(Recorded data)
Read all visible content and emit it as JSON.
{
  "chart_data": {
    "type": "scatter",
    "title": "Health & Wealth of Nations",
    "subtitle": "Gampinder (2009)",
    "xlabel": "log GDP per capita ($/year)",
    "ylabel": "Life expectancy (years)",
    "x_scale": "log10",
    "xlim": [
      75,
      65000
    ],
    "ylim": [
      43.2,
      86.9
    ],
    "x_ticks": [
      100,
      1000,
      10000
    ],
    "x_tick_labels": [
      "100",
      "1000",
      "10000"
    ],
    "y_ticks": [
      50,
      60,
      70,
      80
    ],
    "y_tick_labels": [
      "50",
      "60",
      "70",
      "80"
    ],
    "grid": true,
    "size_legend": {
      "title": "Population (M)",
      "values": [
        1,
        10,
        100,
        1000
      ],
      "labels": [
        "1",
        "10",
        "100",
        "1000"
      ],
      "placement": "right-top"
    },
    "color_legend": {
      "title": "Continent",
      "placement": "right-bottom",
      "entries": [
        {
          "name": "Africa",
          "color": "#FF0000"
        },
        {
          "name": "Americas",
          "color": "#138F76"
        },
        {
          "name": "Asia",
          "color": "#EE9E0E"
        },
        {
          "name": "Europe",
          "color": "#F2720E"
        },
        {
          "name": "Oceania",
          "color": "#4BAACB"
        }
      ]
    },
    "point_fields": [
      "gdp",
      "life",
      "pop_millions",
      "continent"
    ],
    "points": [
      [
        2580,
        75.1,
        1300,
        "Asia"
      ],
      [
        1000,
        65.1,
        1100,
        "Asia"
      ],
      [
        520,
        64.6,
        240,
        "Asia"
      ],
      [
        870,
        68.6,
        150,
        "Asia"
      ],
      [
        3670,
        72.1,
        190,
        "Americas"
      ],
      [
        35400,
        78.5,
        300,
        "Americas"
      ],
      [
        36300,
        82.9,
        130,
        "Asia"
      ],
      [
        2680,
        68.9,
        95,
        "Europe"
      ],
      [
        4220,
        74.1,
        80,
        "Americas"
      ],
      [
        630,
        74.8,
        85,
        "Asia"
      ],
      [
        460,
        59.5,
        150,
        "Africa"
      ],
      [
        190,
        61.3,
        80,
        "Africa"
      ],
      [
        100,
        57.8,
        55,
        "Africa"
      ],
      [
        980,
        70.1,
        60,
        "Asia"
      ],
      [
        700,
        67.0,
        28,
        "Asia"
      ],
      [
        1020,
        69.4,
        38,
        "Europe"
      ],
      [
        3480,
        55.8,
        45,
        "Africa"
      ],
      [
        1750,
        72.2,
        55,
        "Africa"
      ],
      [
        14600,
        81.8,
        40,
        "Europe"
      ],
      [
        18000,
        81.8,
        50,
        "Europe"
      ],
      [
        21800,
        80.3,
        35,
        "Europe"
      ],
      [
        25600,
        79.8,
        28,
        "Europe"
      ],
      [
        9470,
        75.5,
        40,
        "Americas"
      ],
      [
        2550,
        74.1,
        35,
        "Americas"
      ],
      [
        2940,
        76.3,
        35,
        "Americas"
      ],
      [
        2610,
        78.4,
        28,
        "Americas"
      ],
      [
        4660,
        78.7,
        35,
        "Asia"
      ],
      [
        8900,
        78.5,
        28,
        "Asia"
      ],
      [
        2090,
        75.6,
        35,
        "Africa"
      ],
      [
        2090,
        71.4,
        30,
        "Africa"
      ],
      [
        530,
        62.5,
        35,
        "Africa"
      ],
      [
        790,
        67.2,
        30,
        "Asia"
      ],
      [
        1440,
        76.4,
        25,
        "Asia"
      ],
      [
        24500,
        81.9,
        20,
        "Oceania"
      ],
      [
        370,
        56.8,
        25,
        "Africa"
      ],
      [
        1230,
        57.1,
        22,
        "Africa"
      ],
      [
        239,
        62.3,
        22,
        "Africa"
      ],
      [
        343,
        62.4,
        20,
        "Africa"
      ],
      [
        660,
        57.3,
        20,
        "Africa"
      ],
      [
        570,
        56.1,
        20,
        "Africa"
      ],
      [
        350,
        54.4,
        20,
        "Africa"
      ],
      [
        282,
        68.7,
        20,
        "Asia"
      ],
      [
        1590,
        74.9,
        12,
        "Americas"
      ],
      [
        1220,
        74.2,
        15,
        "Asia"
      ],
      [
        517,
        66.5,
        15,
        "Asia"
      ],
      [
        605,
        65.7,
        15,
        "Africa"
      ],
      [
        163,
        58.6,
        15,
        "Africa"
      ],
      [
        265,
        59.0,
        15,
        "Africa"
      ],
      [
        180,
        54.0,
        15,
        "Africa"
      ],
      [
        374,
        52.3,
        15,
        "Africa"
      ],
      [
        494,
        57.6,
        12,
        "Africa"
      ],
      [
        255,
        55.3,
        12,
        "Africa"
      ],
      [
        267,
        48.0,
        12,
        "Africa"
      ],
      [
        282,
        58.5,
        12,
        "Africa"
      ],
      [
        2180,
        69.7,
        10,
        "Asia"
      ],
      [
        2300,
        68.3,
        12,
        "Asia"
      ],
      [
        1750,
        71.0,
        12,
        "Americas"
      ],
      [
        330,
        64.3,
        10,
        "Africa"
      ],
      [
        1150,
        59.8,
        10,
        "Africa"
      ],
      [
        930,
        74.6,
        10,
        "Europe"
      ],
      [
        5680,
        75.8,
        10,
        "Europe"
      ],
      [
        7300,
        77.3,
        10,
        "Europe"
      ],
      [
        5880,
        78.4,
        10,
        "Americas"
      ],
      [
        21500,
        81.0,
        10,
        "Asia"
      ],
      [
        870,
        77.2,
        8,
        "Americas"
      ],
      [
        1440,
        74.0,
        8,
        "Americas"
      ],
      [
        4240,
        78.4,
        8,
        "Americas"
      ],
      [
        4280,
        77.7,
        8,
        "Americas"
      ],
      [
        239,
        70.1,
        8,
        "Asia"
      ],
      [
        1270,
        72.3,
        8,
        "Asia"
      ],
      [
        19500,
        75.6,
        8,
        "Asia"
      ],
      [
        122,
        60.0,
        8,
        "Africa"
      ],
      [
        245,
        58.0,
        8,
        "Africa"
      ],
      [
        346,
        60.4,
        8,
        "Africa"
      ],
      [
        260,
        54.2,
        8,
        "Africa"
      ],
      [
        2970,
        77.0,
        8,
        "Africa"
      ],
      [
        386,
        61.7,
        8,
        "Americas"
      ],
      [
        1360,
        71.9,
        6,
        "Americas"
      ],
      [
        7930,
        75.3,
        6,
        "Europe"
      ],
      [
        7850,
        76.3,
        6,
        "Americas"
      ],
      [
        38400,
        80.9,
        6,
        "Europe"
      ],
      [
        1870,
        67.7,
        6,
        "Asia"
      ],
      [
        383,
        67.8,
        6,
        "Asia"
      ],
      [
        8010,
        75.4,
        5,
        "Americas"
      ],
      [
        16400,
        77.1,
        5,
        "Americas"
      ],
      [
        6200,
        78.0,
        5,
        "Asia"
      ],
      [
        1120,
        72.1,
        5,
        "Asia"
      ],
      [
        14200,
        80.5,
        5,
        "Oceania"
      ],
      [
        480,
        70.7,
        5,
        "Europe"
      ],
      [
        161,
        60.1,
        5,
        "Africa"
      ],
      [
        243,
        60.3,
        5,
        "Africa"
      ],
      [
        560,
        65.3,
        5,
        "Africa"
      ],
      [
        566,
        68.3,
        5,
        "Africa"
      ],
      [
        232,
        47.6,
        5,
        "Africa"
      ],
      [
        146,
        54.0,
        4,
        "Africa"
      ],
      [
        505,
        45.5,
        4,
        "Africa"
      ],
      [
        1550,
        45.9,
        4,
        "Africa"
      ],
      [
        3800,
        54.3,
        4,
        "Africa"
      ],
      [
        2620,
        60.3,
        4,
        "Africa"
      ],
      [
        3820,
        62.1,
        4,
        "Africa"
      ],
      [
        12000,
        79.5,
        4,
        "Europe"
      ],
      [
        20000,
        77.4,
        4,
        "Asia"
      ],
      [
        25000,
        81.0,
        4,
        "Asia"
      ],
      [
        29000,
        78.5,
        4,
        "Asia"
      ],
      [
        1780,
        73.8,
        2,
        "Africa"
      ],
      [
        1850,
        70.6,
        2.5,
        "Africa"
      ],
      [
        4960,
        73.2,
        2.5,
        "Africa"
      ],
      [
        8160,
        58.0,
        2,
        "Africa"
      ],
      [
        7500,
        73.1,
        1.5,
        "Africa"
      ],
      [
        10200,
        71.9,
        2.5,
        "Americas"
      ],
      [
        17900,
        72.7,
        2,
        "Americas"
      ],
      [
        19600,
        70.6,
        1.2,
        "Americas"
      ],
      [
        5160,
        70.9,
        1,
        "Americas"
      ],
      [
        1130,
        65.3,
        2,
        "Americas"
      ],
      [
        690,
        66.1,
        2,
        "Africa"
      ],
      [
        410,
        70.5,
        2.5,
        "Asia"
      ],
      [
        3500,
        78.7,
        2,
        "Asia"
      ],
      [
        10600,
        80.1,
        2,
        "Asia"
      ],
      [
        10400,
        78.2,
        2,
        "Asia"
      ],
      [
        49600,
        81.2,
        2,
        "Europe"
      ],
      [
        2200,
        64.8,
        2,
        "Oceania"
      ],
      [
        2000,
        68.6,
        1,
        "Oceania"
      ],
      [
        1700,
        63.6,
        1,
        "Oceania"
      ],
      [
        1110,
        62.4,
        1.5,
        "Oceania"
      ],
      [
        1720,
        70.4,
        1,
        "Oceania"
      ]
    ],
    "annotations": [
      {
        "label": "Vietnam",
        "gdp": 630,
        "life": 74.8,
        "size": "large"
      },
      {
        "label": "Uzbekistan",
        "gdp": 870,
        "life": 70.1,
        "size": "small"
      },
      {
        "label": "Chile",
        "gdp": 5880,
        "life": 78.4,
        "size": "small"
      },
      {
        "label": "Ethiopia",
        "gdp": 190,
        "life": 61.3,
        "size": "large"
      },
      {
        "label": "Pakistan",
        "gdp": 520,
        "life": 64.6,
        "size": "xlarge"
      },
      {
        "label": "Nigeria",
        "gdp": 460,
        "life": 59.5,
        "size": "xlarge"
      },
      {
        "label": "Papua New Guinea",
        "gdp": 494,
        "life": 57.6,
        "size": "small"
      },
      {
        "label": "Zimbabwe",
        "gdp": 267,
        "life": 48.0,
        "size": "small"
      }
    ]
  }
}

■ Aim
Write out every line of the entries that holds the word "placement".

■ Problem solution
      "placement": "right-top"
      "placement": "right-bottom",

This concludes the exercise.